**TEXTO**.
3) Os paternais - Estes são os compreensivos. Não julgam ou aparentam não julgar porque sentem que isso lhes dá um certo ar de superioridade sobre os outros. Não julgando, são bons ouvintes e tentam ajudar os outros de forma bem-intencionada, desconhecendo se o que dizem tem de facto alguma razão de ser ou se é apenas um saco cheio de nada. Por norma são pessoas que não conseguem enfrentar elas próprias as situações e as confusões que observam nos outros e por isso evitam-nas virando-lhe as costas. Mas quando se trata dos outros a história muda de figura e lá estão eles, qual cavaleiros andantes, a aconselhar as donzelas em perigo. Porque são incapazes de enfrentar as situações são os primeiros a partilhar com os outros aquilo que pensam e aquilo que pensam sentir, porque é a maneira que encontram de obter uma validação empírica para o que poderia ter acontecido se tivessem dado o passo em frente. No prática, também estes utilizam os outros como objectos de teste, mas não o fazem de forma maldosa, apenas como expressão da sua cobardia.

4) Os esfíngicos - estes não têm sentimentos próprios ou se os têm não lhes dão importância, mas estão sempre disponíveis para ouvir os outros porque isso de ter sentimentos deve ser importante e desperta-lhes a curiosidade natural de quem está a estudar um fenómeno estranho e rico. Como objecto de estudo, os sentimentos são algo que tem características, propriedades e métodos. Também devem ter uma função mas essa escapa-lhes, talvez porque os sentimentos são ambíguos e idiomáticos, expressões que contextualmente adquirem propriedades diferentes tornando o modelo demasiado complexo para se apreender sem recorrer ao estudo continuado. Naturalmente um estudo dessa natureza não é possível porque não é razoável colocar as pessoas dentro de redomas para analisar comportamentos, nem há garantias que os comportamentos se manteriam dentro da redoma ainda que tal fosse possível. Assim, não fazem mais do que ouvir sem compreender, porque não conhecem um modelo com o qual possam comparar esta nova realidade. Por isso, os esfíngicos partilham o espaço e a forma mas não o conteúdo. Como partilhar o que se não tem?

**DADOS FORNECIDOS**.
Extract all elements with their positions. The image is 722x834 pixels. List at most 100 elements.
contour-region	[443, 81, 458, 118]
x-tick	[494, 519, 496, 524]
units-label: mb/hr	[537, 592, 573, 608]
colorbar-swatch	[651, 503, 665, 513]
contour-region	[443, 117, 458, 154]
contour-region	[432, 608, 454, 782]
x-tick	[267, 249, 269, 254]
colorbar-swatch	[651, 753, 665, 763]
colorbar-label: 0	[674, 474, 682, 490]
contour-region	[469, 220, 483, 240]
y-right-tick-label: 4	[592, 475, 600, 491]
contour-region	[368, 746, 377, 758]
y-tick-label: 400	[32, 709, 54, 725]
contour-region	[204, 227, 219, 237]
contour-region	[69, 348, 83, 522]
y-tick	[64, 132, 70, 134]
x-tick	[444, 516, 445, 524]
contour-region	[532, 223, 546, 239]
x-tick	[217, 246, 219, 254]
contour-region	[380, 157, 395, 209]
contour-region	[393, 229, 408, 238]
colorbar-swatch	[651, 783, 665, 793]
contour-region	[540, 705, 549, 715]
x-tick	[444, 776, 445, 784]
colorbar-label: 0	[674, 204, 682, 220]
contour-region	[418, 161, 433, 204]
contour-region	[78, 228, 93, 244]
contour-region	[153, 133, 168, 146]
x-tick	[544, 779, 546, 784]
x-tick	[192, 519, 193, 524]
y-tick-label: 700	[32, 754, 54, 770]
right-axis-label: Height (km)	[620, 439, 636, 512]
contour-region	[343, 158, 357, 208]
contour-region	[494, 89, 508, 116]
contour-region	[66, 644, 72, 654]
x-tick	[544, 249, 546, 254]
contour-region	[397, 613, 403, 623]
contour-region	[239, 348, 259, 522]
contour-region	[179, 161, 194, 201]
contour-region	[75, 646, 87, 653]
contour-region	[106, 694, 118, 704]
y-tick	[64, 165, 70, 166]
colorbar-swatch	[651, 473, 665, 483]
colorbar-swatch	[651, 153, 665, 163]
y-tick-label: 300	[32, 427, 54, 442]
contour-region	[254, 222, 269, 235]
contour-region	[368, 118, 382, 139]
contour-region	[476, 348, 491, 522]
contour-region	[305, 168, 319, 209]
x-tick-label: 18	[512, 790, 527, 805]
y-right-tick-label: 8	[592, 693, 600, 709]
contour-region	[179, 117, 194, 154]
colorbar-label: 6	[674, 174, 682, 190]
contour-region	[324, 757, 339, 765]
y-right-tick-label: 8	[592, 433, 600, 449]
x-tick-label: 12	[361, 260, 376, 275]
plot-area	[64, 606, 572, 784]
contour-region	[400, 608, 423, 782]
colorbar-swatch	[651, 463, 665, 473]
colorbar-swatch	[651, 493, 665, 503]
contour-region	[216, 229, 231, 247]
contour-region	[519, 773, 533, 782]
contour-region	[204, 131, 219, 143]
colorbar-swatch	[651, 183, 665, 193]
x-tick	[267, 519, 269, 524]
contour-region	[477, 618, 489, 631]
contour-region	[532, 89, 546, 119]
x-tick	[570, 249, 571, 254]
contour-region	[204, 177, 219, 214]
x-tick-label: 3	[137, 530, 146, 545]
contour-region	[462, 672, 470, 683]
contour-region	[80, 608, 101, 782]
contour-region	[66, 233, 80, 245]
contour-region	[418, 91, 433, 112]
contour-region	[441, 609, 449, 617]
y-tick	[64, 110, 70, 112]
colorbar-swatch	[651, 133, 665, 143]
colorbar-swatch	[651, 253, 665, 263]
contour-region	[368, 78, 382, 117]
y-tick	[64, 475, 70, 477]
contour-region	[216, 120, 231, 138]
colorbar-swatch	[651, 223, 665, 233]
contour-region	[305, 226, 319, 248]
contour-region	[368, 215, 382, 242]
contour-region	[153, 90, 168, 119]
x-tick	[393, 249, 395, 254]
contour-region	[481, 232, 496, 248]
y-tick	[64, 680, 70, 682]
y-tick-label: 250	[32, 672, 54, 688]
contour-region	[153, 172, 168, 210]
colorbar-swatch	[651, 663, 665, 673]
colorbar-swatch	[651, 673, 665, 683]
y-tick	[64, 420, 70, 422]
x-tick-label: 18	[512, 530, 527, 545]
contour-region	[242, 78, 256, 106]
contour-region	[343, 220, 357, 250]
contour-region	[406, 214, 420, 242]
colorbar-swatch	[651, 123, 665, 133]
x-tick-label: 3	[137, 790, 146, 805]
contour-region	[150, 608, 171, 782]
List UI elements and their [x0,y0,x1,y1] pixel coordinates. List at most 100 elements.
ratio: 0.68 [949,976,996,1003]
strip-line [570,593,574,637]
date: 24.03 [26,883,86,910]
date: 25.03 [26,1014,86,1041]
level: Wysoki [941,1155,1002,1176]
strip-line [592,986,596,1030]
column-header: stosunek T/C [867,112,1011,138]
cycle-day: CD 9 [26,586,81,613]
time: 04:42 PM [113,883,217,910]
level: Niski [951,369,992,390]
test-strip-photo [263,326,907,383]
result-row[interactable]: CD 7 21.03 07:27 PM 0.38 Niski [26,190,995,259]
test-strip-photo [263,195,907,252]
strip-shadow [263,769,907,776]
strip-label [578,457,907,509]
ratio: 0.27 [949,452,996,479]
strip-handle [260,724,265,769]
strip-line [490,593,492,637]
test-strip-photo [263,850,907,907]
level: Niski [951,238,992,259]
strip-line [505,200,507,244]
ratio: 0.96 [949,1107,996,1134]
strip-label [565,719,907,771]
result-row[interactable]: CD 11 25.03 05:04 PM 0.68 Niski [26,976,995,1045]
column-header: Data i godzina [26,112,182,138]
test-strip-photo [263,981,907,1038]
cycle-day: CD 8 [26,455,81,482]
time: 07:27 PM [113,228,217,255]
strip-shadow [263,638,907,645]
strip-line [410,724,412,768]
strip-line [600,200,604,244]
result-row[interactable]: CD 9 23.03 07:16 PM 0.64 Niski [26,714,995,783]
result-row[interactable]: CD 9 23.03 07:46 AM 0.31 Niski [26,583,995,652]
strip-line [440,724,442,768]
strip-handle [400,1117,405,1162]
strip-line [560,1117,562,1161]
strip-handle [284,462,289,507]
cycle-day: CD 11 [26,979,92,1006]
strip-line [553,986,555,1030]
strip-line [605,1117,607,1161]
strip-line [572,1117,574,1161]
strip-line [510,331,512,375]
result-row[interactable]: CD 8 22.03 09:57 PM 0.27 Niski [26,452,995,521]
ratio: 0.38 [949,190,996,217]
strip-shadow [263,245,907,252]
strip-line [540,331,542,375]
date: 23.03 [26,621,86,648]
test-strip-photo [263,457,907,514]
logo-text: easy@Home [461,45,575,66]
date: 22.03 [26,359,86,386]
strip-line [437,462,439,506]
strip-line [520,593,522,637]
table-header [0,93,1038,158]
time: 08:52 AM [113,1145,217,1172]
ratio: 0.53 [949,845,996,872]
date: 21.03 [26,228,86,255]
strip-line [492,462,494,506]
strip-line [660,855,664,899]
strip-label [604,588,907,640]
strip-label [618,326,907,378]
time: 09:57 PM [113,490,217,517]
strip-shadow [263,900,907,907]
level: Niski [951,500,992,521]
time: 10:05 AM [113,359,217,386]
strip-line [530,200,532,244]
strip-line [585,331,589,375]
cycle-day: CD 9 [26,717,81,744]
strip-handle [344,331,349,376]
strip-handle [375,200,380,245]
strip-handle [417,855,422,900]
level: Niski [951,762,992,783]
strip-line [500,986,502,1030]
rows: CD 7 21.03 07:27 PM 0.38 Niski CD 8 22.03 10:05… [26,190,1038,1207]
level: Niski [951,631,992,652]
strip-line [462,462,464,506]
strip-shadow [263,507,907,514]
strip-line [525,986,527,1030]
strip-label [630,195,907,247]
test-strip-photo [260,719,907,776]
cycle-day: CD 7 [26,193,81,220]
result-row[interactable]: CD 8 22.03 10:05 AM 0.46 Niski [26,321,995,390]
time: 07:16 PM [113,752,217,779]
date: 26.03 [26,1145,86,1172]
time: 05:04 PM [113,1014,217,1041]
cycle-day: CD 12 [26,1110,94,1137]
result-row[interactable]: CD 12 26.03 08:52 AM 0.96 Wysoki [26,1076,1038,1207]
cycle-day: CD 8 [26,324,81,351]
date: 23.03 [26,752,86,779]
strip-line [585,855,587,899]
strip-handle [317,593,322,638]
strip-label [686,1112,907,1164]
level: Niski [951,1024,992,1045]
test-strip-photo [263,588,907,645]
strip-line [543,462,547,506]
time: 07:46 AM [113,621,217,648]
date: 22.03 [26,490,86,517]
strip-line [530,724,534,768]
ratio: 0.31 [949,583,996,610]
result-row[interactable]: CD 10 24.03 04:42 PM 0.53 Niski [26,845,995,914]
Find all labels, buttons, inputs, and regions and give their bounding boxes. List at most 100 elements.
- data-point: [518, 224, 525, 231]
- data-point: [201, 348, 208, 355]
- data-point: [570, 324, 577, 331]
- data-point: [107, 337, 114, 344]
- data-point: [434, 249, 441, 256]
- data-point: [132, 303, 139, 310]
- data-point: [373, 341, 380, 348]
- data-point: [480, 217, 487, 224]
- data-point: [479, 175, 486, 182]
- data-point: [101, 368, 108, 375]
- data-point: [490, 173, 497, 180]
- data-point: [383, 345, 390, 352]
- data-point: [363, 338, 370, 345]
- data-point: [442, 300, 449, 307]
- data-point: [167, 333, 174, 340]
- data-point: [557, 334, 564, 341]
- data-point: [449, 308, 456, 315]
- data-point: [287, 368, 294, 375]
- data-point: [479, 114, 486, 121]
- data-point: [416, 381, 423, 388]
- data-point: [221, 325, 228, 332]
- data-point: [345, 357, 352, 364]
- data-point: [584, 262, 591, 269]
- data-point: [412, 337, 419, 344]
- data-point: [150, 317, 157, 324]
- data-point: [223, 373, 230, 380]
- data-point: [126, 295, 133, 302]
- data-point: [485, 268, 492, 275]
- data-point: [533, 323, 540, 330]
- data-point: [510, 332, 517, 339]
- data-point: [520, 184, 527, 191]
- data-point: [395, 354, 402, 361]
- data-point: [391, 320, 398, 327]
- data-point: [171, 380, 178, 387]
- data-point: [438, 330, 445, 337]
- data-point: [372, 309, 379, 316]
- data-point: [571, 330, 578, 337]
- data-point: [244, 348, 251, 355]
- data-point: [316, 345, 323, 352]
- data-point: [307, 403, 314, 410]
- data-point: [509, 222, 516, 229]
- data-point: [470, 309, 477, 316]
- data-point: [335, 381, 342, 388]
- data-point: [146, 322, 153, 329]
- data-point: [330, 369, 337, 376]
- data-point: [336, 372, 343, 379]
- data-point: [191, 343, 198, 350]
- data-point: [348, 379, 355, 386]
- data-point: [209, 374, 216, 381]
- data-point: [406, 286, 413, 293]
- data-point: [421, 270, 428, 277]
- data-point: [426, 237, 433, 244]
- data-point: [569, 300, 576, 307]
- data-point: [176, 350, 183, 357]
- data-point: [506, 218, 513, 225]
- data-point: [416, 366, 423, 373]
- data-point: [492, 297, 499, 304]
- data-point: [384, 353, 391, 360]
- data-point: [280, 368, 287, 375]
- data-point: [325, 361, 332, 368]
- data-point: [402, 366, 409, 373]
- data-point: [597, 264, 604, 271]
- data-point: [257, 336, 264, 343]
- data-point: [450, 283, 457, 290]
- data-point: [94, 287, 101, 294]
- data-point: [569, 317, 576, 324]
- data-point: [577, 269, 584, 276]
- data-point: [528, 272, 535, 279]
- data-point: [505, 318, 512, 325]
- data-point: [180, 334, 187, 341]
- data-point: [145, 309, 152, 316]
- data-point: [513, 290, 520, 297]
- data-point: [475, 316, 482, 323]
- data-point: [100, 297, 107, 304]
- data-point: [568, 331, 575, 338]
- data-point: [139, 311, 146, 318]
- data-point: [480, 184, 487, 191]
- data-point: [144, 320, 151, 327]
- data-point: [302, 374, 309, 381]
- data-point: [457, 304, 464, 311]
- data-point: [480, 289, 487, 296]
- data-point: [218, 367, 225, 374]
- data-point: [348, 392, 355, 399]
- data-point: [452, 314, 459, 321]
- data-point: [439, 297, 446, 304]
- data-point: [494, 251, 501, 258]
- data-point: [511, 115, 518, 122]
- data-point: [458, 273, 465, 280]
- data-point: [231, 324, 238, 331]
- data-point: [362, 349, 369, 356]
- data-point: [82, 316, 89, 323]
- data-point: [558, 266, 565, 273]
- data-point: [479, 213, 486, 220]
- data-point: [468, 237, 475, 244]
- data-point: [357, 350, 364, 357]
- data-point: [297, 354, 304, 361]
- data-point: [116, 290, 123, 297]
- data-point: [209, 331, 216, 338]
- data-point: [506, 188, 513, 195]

**EXERCÍCIOS**.
1 > Segundo o texto sobre os paternais e os esfíngicos, que coisas têm os sentimentos enquanto objecto de estudo? Enumere-as todas.
2 > No texto sobre os paternais e os esfíngicos, de que é expressão o facto de os paternais utilizarem os outros como objectos de teste?
3 > Prossiga o texto sobre os paternais e os esfíngicos a partir do ponto em que termina.

**RESPOSTAS ESCRITAS**.
1 > Características, propriedades e métodos.

2 > Da sua cobardia.

3 >
5)Os emocionais - partilham os aspectos bons e maus da sua vida. Para estes tudo faz parte da experiência a que se chama viver. São uma espécie de hippies auto-controlados porque tudo é possível até que alguma coisa não o seja. Normalmente nunca se sabe muito bem onde é que está a barreira - é volúvel e hoje é assim, amanhã é de outra maneira e depois de amanhã sabe Deus. A grande vantagem para quem dialoga com estas pessoas é que da mesma forma que a barreira do admissível se move também a memória se adapta e por isso, o que ontem estava mal hoje está na maior... e assim se evitam rancores e conflitos. Ontem?! O que é isso? Claro que esta situação também é desgastante para os outros - é como viver numa caravana e andar sempre em movimento e dormir em parques de estacionamento diferentes. Tentem fazer estas pessoas seguir um plano e preparem-se para umas úlceras nervosas no estômago... ou nos arredores do estômago, que isto da variabilidade toca em tudo.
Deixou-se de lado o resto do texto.